TASK DETAILS = Locate the word "type" in the entries below, then gather every line that holds it.

DATA IN THIS EXERCISE =
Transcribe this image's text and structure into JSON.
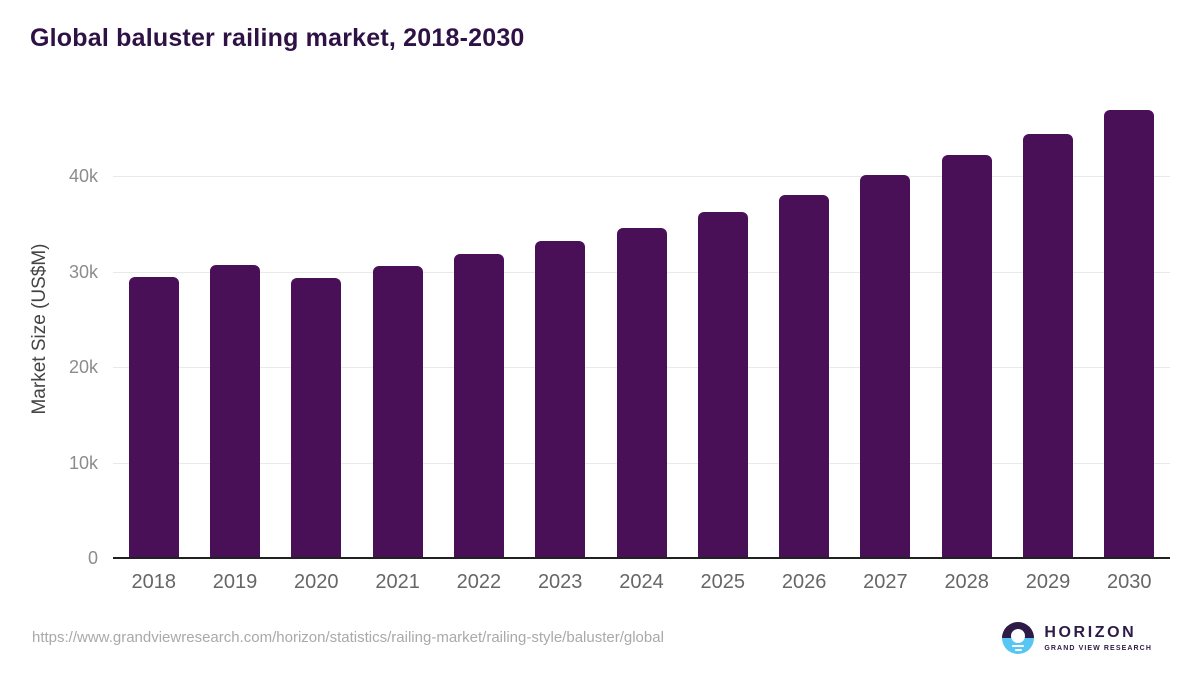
{
  "title": "Global baluster railing market, 2018-2030",
  "chart_data": {
    "type": "bar",
    "title": "Global baluster railing market, 2018-2030",
    "categories": [
      "2018",
      "2019",
      "2020",
      "2021",
      "2022",
      "2023",
      "2024",
      "2025",
      "2026",
      "2027",
      "2028",
      "2029",
      "2030"
    ],
    "values": [
      29500,
      30700,
      29300,
      30600,
      31850,
      33250,
      34600,
      36300,
      38000,
      40100,
      42200,
      44400,
      47000
    ],
    "xlabel": "",
    "ylabel": "Market Size (US$M)",
    "ylim": [
      0,
      48000
    ],
    "yticks": [
      0,
      10000,
      20000,
      30000,
      40000
    ],
    "ytick_labels": [
      "0",
      "10k",
      "20k",
      "30k",
      "40k"
    ],
    "grid": true,
    "legend": false,
    "bar_color": "#4a1057"
  },
  "footer": {
    "source_url": "https://www.grandviewresearch.com/horizon/statistics/railing-market/railing-style/baluster/global",
    "logo": {
      "name": "HORIZON",
      "tagline": "GRAND VIEW RESEARCH",
      "mark": "sunset-circle-icon"
    }
  },
  "colors": {
    "title": "#2f1245",
    "bar": "#4a1057",
    "gridline": "#e9e9e9",
    "axis_line": "#212121",
    "y_tick_text": "#8c8c8c",
    "x_tick_text": "#666666",
    "y_axis_title_text": "#444444",
    "url_text": "#a9a9a9",
    "logo_purple": "#2d1a47",
    "logo_blue": "#58c6f3"
  }
}
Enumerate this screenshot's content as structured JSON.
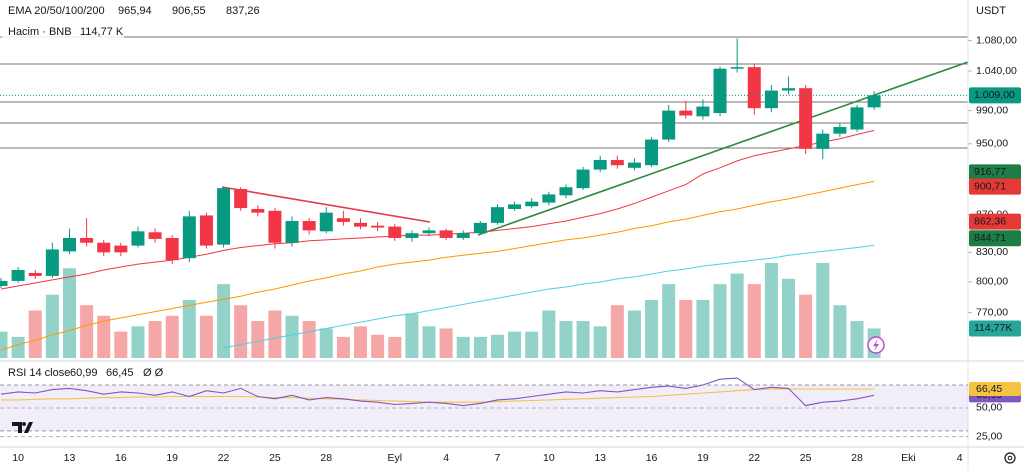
{
  "chart_data": {
    "type": "candlestick",
    "currency": "USDT",
    "header": {
      "indicator": "EMA 20/50/100/200",
      "volume_title": "Hacim · BNB",
      "volume_value": "114,77 K",
      "rsi_title": "RSI 14 close",
      "rsi_extra": "Ø  Ø"
    },
    "categories": [
      null,
      "10",
      null,
      null,
      "13",
      null,
      null,
      "16",
      null,
      null,
      "19",
      null,
      null,
      "22",
      null,
      null,
      "25",
      null,
      null,
      "28",
      null,
      null,
      null,
      "Eyl",
      null,
      null,
      "4",
      null,
      null,
      "7",
      null,
      null,
      "10",
      null,
      null,
      "13",
      null,
      null,
      "16",
      null,
      null,
      "19",
      null,
      null,
      "22",
      null,
      null,
      "25",
      null,
      null,
      "28",
      null,
      null,
      "Eki",
      null,
      null,
      "4",
      null
    ],
    "open": [
      796,
      801,
      809,
      806,
      831,
      845,
      840,
      837,
      837,
      851,
      845,
      824,
      869,
      838,
      898,
      876,
      874,
      840,
      863,
      852,
      866,
      861,
      858,
      857,
      845,
      850,
      853,
      845,
      850,
      861,
      876,
      879,
      883,
      891,
      899,
      920,
      931,
      922,
      925,
      955,
      990,
      983,
      987,
      1043,
      1045,
      993,
      1015,
      1018,
      944,
      962,
      967,
      994,
      null,
      null,
      null,
      null,
      null,
      null
    ],
    "high": [
      804,
      815,
      812,
      840,
      855,
      866,
      843,
      840,
      857,
      855,
      848,
      874,
      872,
      901,
      900,
      880,
      877,
      868,
      866,
      878,
      874,
      866,
      862,
      860,
      853,
      856,
      855,
      853,
      863,
      881,
      884,
      888,
      895,
      903,
      923,
      936,
      936,
      933,
      958,
      997,
      1002,
      1004,
      1046,
      1083,
      1050,
      1022,
      1033,
      1022,
      967,
      975,
      997,
      1014,
      null,
      null,
      null,
      null,
      null,
      null
    ],
    "low": [
      794,
      799,
      803,
      804,
      828,
      836,
      826,
      826,
      835,
      840,
      818,
      820,
      834,
      835,
      874,
      868,
      834,
      836,
      849,
      850,
      858,
      854,
      852,
      842,
      841,
      847,
      843,
      843,
      848,
      859,
      874,
      877,
      880,
      888,
      897,
      917,
      921,
      919,
      923,
      952,
      980,
      979,
      983,
      1038,
      985,
      988,
      1010,
      938,
      932,
      958,
      964,
      991,
      null,
      null,
      null,
      null,
      null,
      null
    ],
    "close": [
      801,
      812,
      806,
      833,
      845,
      840,
      830,
      830,
      852,
      844,
      822,
      868,
      837,
      899,
      877,
      872,
      840,
      863,
      853,
      872,
      862,
      857,
      856,
      845,
      850,
      853,
      845,
      850,
      861,
      878,
      881,
      884,
      892,
      900,
      920,
      931,
      925,
      928,
      955,
      990,
      984,
      995,
      1043,
      1045,
      993,
      1015,
      1018,
      944,
      962,
      970,
      994,
      1009,
      null,
      null,
      null,
      null,
      null,
      null
    ],
    "up_color": "#089981",
    "down_color": "#f23645",
    "log_scale": true,
    "ylim": [
      726,
      1136
    ],
    "yticks": [
      {
        "value": 1080,
        "label": "1.080,00"
      },
      {
        "value": 1040,
        "label": "1.040,00"
      },
      {
        "value": 990,
        "label": "990,00"
      },
      {
        "value": 950,
        "label": "950,00"
      },
      {
        "value": 870,
        "label": "870,00"
      },
      {
        "value": 830,
        "label": "830,00"
      },
      {
        "value": 800,
        "label": "800,00"
      },
      {
        "value": 770,
        "label": "770,00"
      }
    ],
    "ema": [
      {
        "color": "#f23645",
        "value_label": "965,94",
        "values": [
          793,
          796,
          799,
          802,
          805,
          808,
          812,
          815,
          818,
          820,
          822,
          825,
          828,
          832,
          835,
          837,
          839,
          840,
          842,
          843,
          844,
          845,
          846,
          847,
          848,
          848,
          849,
          850,
          851,
          853,
          855,
          857,
          860,
          863,
          867,
          871,
          876,
          882,
          889,
          896,
          903,
          915,
          922,
          930,
          936,
          940,
          944,
          948,
          952,
          956,
          961,
          965.94,
          null,
          null,
          null,
          null,
          null,
          null
        ]
      },
      {
        "color": "#ff9800",
        "value_label": "906,55",
        "values": [
          735,
          740,
          744,
          749,
          753,
          758,
          762,
          765,
          768,
          771,
          774,
          777,
          780,
          783,
          786,
          790,
          793,
          797,
          801,
          804,
          808,
          811,
          815,
          818,
          820,
          822,
          825,
          827,
          829,
          831,
          834,
          837,
          840,
          843,
          845,
          848,
          851,
          855,
          858,
          862,
          865,
          869,
          873,
          876,
          880,
          884,
          887,
          891,
          895,
          899,
          903,
          906.55,
          null,
          null,
          null,
          null,
          null,
          null
        ]
      },
      {
        "color": "#4dd0e1",
        "value_label": "837,26",
        "values": [
          null,
          null,
          null,
          null,
          null,
          null,
          null,
          null,
          null,
          null,
          null,
          null,
          null,
          737,
          740,
          743,
          746,
          749,
          752,
          755,
          758,
          761,
          764,
          767,
          769,
          772,
          775,
          778,
          781,
          784,
          787,
          790,
          793,
          795,
          798,
          800,
          803,
          805,
          808,
          811,
          813,
          816,
          818,
          820,
          822,
          824,
          827,
          829,
          831,
          833,
          835,
          837.26,
          null,
          null,
          null,
          null,
          null,
          null
        ]
      }
    ],
    "volume": {
      "up_color": "#92d2c8",
      "down_color": "#f5a6a6",
      "tag_color": "#26a69a",
      "tag_label": "114,77K",
      "values": [
        102.5,
        82,
        184.5,
        246,
        348.5,
        205,
        164,
        102.5,
        123,
        143.5,
        164,
        225.5,
        164,
        287,
        205,
        143.5,
        184.5,
        164,
        143.5,
        114.8,
        82,
        123,
        90.2,
        82,
        172.2,
        123,
        114.8,
        82,
        82,
        90.2,
        102.5,
        102.5,
        184.5,
        143.5,
        143.5,
        123,
        205,
        184.5,
        225.5,
        287,
        225.5,
        225.5,
        287,
        328,
        287,
        369,
        307.5,
        246,
        369,
        205,
        143.5,
        114.77,
        null,
        null,
        null,
        null,
        null,
        null
      ]
    },
    "price_tags": [
      {
        "value": 1009,
        "label": "1.009,00",
        "color": "#089981"
      },
      {
        "value": 916.77,
        "label": "916,77",
        "color": "#1e7d45"
      },
      {
        "value": 900.71,
        "label": "900,71",
        "color": "#e53935"
      },
      {
        "value": 862.36,
        "label": "862,36",
        "color": "#e53935"
      },
      {
        "value": 844.71,
        "label": "844,71",
        "color": "#1e7d45"
      }
    ],
    "rsi": {
      "ylim": [
        16,
        90
      ],
      "yticks": [
        {
          "value": 50,
          "label": "50,00"
        },
        {
          "value": 25,
          "label": "25,00"
        }
      ],
      "band": [
        30,
        70
      ],
      "series": [
        {
          "color": "#7e57c2",
          "value_label": "60,99",
          "values": [
            62,
            64,
            63,
            66,
            67,
            65,
            62,
            64,
            63,
            61,
            64,
            60,
            65,
            63,
            67,
            60,
            58,
            61,
            57,
            59,
            58,
            56,
            55,
            53,
            54,
            55,
            54,
            52,
            54,
            57,
            58,
            60,
            62,
            64,
            63,
            65,
            64,
            66,
            68,
            69,
            67,
            70,
            75,
            76,
            66,
            68,
            67,
            52,
            55,
            56,
            58,
            60.99,
            null,
            null,
            null,
            null,
            null,
            null
          ]
        },
        {
          "color": "#f5c342",
          "value_label": "66,45",
          "values": [
            57,
            57,
            57.5,
            58,
            58,
            58.5,
            59,
            59,
            59.5,
            59.5,
            60,
            60,
            60,
            60,
            60,
            59.5,
            59,
            59,
            58.5,
            58,
            57.5,
            57,
            56.5,
            56,
            55.5,
            55,
            55,
            55,
            55,
            55.5,
            56,
            56.5,
            57,
            57.5,
            58,
            58.5,
            59,
            59.5,
            60,
            61,
            62,
            63,
            64,
            65,
            66,
            66.5,
            66.5,
            66.5,
            66.5,
            66.5,
            66.5,
            66.45,
            null,
            null,
            null,
            null,
            null,
            null
          ]
        }
      ]
    }
  }
}
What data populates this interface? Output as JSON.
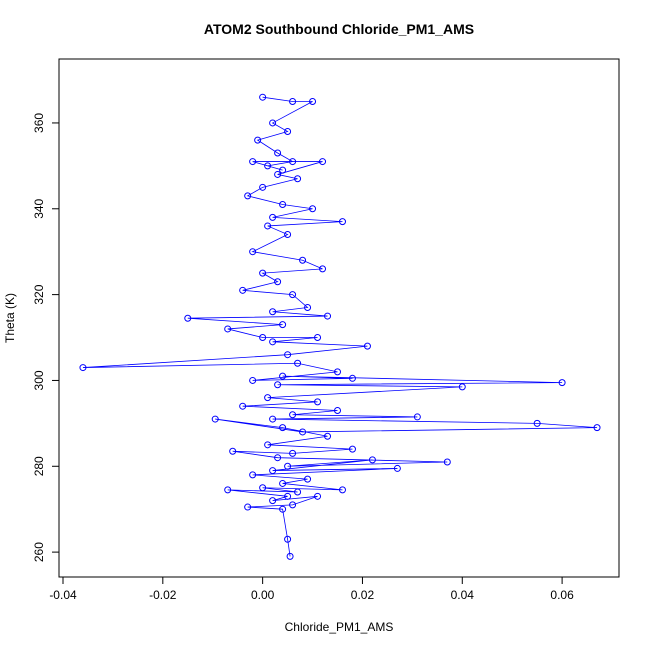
{
  "chart_data": {
    "type": "line",
    "title": "ATOM2 Southbound Chloride_PM1_AMS",
    "x_label": "Chloride_PM1_AMS",
    "y_label": "Theta (K)",
    "color": "#0000ff",
    "x": [
      0.0,
      0.006,
      0.01,
      0.002,
      0.005,
      -0.001,
      0.003,
      0.006,
      0.001,
      0.004,
      -0.002,
      0.012,
      0.003,
      0.007,
      0.0,
      -0.003,
      0.004,
      0.01,
      0.002,
      0.016,
      0.001,
      0.005,
      -0.002,
      0.008,
      0.012,
      0.0,
      0.003,
      -0.004,
      0.006,
      0.009,
      0.002,
      0.013,
      -0.015,
      0.004,
      -0.007,
      0.0,
      0.011,
      0.002,
      0.021,
      0.005,
      -0.036,
      0.007,
      0.015,
      -0.002,
      0.018,
      0.004,
      0.06,
      0.003,
      0.04,
      0.001,
      0.011,
      -0.004,
      0.015,
      0.006,
      0.031,
      0.002,
      0.055,
      0.067,
      0.008,
      -0.0095,
      0.004,
      0.013,
      0.001,
      0.018,
      0.006,
      -0.006,
      0.003,
      0.037,
      0.005,
      0.022,
      0.002,
      0.027,
      -0.002,
      0.009,
      0.004,
      0.016,
      0.0,
      0.007,
      -0.007,
      0.005,
      0.002,
      0.011,
      0.006,
      -0.003,
      0.004,
      0.005,
      0.0055
    ],
    "values": [
      366,
      365,
      365,
      360,
      358,
      356,
      353,
      351,
      350,
      349,
      351,
      351,
      348,
      347,
      345,
      343,
      341,
      340,
      338,
      337,
      336,
      334,
      330,
      328,
      326,
      325,
      323,
      321,
      320,
      317,
      316,
      315,
      314.5,
      313,
      312,
      310,
      310,
      309,
      308,
      306,
      303,
      304,
      302,
      300,
      300.5,
      301,
      299.5,
      299,
      298.5,
      296,
      295,
      294,
      293,
      292,
      291.5,
      291,
      290,
      289,
      288,
      291,
      289,
      287,
      285,
      284,
      283,
      283.5,
      282,
      281,
      280,
      281.5,
      279,
      279.5,
      278,
      277,
      276,
      274.5,
      275,
      274,
      274.5,
      273,
      272,
      273,
      271,
      270.5,
      270,
      263,
      259
    ],
    "xlim": [
      -0.0408,
      0.0714
    ],
    "ylim": [
      254.2,
      374.9
    ],
    "xticks": [
      -0.04,
      -0.02,
      {
        "value": 0,
        "label": "0.00"
      },
      0.02,
      0.04,
      0.06
    ],
    "yticks": [
      260,
      280,
      300,
      320,
      340,
      360
    ]
  }
}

FINAL RESULT =
    "type": "bar",
    "type": "candlestick",
    "type": "line",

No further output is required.